EXERCISE BRIEF :: For every line in the data below that contains "title", copy the line.

ITEMS ::
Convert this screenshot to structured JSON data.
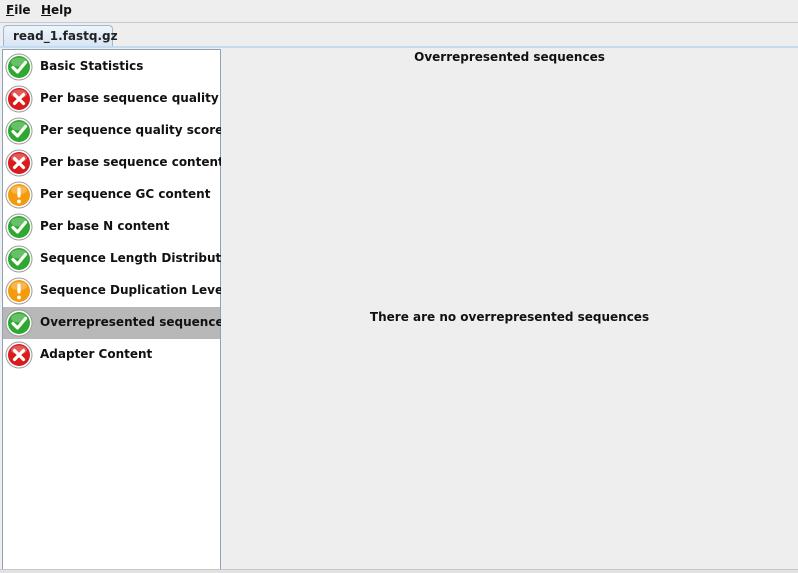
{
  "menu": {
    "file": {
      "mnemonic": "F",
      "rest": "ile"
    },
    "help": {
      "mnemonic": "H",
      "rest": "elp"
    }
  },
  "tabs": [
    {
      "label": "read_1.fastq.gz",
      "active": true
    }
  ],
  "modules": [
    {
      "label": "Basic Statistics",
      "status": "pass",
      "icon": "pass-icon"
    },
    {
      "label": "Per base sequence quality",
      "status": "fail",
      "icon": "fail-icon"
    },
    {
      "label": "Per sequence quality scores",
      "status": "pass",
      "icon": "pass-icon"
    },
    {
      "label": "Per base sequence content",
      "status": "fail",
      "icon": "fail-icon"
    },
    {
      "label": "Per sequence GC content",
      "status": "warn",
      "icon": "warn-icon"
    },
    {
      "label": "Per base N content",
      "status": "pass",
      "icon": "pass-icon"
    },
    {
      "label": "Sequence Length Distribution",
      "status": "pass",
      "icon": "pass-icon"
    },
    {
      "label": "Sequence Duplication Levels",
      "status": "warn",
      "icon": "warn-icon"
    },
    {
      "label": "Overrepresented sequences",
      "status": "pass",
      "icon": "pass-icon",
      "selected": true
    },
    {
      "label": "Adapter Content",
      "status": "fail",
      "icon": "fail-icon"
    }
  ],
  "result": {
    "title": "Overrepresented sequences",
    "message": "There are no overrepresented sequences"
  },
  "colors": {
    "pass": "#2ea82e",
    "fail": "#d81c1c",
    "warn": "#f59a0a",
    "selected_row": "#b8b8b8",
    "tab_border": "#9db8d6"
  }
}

---

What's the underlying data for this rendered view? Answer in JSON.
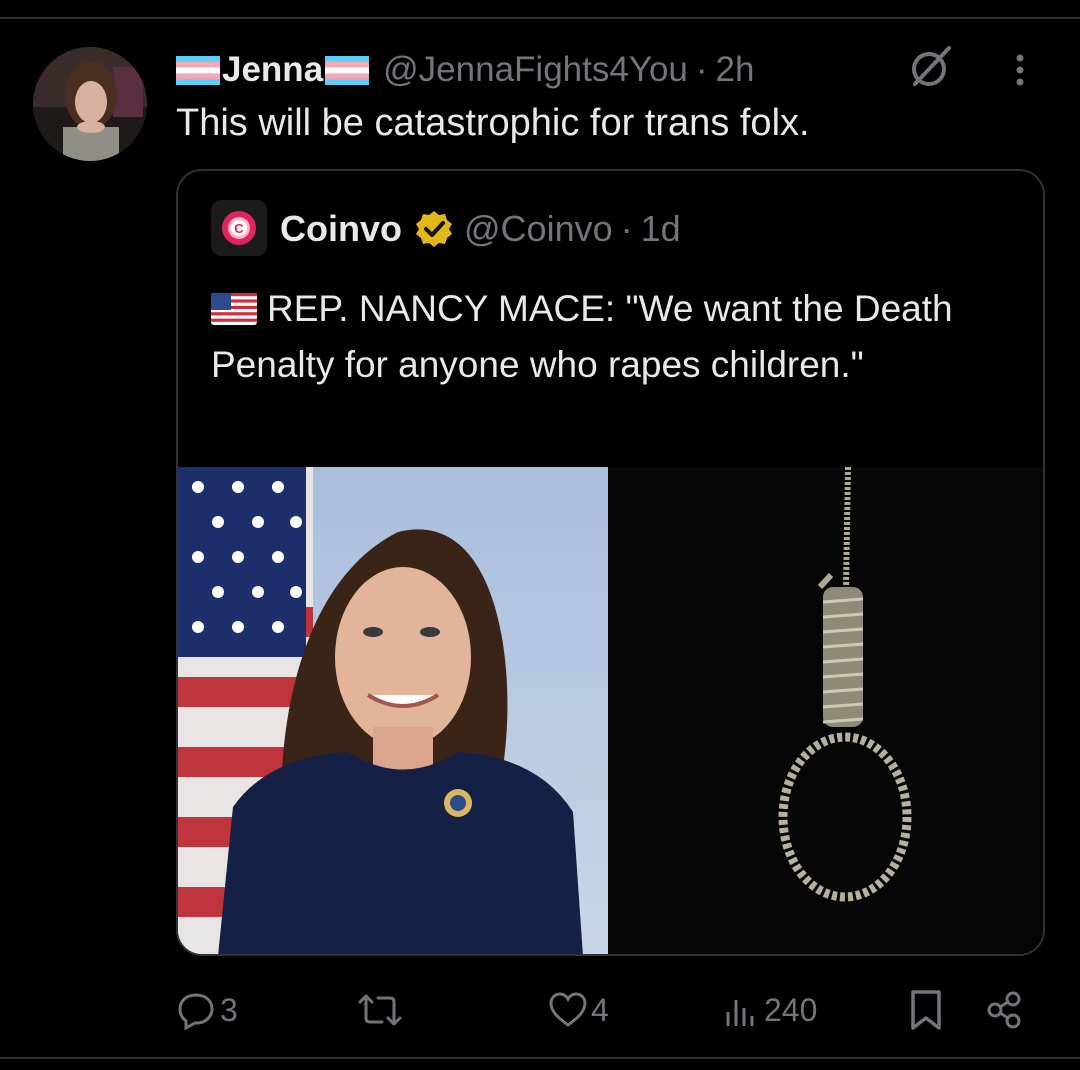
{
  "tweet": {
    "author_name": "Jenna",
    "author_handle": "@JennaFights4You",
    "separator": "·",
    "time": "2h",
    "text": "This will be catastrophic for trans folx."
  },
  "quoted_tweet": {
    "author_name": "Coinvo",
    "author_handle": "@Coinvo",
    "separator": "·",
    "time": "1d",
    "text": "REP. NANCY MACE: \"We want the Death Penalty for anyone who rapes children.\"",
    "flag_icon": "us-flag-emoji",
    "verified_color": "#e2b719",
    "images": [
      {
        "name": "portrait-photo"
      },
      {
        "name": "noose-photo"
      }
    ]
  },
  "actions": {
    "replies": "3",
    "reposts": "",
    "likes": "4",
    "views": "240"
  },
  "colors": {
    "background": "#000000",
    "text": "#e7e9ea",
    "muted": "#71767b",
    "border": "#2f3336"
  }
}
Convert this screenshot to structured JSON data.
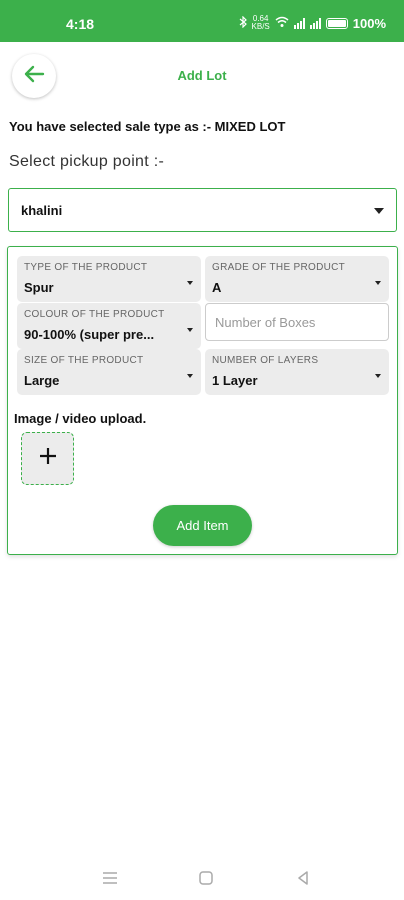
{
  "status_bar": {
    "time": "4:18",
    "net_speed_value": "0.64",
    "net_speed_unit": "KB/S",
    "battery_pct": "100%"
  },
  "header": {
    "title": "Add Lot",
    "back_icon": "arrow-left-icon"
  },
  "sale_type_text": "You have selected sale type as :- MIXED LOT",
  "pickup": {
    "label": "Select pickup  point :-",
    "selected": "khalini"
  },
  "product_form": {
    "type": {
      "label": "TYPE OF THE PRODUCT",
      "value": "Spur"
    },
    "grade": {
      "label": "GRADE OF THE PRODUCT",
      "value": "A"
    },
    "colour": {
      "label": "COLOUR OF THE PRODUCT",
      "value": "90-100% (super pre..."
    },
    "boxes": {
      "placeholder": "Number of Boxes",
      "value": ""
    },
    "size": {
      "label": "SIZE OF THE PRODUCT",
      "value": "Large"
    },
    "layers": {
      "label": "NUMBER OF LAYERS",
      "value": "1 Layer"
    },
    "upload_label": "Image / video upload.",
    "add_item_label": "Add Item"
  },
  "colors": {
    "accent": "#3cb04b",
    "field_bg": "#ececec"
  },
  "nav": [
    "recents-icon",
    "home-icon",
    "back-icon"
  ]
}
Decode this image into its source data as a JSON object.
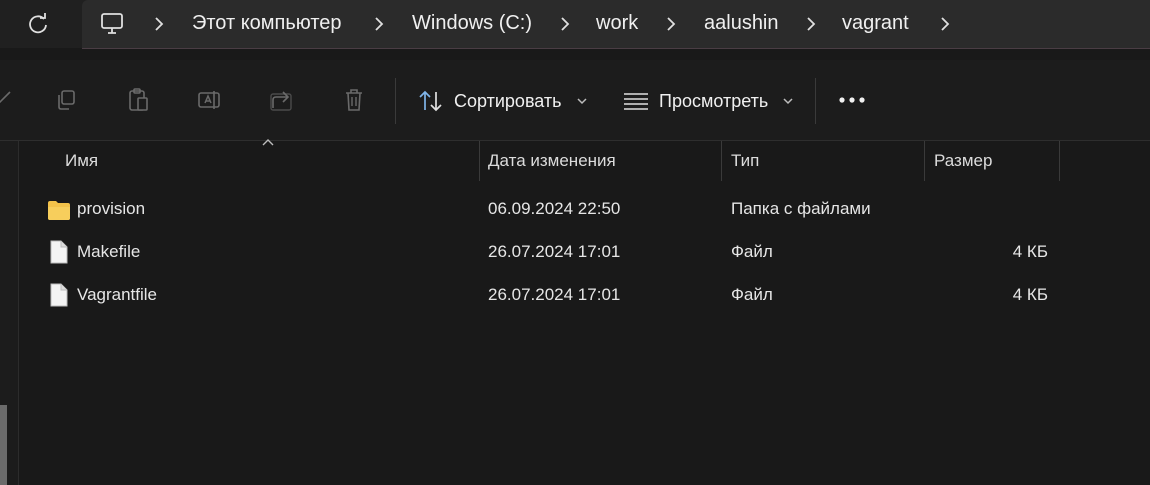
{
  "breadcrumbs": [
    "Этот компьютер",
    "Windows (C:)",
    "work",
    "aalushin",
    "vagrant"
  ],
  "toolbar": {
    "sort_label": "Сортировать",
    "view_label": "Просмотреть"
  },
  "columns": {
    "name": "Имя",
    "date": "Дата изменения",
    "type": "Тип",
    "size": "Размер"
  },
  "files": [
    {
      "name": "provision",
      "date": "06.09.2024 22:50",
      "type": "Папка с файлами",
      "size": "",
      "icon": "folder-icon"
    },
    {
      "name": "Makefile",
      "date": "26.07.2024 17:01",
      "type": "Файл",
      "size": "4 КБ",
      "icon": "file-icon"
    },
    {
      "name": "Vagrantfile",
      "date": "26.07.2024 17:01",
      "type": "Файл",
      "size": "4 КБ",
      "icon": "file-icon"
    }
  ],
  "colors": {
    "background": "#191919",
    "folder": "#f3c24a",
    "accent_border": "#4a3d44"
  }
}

EXERCISE SOLUTION ::
    "title": "Overrepresented sequences",
    "title": "Add Lot",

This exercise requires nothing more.